# START OF EXTRACTED MATERIAL

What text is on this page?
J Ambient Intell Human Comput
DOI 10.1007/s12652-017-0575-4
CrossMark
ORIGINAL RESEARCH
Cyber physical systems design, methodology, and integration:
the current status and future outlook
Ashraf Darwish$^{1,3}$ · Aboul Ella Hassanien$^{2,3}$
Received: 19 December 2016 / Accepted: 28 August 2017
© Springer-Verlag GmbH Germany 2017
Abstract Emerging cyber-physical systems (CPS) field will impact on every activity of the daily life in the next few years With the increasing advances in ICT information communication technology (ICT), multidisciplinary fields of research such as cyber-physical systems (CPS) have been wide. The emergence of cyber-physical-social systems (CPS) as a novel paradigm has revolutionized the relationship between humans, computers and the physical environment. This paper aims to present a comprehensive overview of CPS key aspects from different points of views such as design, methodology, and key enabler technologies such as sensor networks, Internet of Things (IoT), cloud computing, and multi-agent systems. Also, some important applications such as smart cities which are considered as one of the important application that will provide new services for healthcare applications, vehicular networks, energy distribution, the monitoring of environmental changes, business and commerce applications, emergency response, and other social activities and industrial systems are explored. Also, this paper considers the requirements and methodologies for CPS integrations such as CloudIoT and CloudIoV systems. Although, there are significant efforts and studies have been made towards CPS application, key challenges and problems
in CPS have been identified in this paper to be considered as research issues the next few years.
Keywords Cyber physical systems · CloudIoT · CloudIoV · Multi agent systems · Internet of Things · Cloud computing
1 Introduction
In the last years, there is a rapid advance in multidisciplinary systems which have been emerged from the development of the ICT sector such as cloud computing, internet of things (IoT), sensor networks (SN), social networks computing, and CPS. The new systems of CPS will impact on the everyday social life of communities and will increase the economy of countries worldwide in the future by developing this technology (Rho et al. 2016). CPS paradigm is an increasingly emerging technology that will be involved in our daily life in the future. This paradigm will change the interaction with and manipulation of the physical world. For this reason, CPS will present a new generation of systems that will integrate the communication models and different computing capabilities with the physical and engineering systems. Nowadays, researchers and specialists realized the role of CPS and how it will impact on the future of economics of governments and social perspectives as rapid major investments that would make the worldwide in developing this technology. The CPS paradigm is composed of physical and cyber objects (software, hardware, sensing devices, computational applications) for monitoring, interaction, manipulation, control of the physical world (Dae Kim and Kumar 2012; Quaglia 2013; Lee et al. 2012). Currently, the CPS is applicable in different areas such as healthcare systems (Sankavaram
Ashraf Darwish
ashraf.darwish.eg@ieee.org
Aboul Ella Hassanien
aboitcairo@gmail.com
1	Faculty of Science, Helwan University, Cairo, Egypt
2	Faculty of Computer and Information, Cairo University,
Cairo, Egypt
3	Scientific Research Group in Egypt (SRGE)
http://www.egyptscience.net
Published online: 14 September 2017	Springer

# END OF EXTRACTED MATERIAL

### OBJECTIVE:
In the entries above, find each line with the word "Hassanien" and show it.

### REPLY:
Ashraf Darwish$^{1,3}$ · Aboul Ella Hassanien$^{2,3}$
Aboul Ella Hassanien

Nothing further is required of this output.